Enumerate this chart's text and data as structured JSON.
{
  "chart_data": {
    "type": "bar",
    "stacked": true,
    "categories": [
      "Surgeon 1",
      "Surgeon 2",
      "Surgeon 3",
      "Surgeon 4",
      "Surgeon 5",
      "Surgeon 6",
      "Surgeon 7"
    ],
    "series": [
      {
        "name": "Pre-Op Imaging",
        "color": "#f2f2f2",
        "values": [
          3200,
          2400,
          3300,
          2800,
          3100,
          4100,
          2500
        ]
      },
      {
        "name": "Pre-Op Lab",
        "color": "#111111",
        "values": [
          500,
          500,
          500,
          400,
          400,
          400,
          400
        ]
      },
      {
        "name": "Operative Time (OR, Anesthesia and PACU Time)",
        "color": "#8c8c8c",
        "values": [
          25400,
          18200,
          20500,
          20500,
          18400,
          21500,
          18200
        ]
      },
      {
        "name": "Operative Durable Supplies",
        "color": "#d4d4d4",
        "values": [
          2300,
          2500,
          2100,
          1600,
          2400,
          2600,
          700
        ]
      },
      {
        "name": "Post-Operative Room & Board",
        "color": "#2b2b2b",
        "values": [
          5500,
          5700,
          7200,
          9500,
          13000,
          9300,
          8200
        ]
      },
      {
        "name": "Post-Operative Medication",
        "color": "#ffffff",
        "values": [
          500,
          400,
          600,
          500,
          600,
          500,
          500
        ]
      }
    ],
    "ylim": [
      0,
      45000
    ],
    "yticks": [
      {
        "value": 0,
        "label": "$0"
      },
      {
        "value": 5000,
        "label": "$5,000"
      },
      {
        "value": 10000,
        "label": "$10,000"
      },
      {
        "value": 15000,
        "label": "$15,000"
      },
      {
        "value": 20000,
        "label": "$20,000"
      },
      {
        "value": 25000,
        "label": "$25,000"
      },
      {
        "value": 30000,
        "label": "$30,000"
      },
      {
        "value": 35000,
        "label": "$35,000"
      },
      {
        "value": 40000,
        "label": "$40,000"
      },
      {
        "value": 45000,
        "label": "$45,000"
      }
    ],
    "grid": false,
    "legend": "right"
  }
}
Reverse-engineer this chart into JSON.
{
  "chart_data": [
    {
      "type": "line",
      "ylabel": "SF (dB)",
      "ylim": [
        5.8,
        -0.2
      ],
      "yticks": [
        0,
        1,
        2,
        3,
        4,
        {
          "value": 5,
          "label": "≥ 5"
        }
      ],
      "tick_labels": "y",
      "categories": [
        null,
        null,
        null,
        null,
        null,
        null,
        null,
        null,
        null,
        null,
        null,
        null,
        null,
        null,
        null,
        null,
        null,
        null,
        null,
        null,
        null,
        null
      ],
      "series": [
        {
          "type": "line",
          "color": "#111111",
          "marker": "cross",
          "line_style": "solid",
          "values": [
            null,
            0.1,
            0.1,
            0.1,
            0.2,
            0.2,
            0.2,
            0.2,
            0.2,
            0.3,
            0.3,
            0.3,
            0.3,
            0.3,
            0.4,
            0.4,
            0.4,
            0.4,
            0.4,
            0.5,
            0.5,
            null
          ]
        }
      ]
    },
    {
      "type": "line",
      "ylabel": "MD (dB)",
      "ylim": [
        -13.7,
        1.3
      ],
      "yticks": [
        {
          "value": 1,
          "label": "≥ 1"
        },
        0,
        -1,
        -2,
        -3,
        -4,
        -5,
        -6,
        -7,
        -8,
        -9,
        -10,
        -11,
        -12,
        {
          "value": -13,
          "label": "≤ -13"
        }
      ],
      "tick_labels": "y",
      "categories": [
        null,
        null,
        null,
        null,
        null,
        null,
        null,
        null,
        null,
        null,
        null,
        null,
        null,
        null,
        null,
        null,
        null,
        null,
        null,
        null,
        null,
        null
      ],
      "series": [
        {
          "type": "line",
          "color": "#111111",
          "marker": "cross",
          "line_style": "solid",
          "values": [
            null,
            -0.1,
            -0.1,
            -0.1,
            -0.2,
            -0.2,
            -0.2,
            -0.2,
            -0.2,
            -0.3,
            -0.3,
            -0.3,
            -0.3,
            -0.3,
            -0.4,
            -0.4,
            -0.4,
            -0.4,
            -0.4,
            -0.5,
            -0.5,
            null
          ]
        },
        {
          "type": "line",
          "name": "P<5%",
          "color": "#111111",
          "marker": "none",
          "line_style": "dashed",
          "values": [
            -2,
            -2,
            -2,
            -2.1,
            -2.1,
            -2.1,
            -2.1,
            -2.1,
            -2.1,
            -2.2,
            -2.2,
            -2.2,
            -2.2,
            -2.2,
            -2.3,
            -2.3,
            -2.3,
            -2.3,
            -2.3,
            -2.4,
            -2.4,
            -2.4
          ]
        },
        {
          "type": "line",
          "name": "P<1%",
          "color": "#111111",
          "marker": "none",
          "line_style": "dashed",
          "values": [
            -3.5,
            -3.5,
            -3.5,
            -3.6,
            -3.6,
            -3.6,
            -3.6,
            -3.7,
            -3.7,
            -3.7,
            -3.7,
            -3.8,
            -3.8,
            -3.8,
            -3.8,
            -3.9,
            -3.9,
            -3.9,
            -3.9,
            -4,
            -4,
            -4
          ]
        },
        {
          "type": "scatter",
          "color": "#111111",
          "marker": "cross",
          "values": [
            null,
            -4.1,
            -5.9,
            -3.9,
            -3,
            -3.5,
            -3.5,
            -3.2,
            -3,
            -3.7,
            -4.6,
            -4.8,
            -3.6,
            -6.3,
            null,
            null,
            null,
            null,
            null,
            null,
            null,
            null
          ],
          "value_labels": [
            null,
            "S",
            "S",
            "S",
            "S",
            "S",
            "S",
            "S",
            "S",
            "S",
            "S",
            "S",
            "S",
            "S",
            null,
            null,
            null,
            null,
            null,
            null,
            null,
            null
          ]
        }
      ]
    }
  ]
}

────

• Instruction:
Write out each line of the data that holds the string "Post".

• Result for this exercise:
        "name": "Post-Operative Room & Board",
        "name": "Post-Operative Medication",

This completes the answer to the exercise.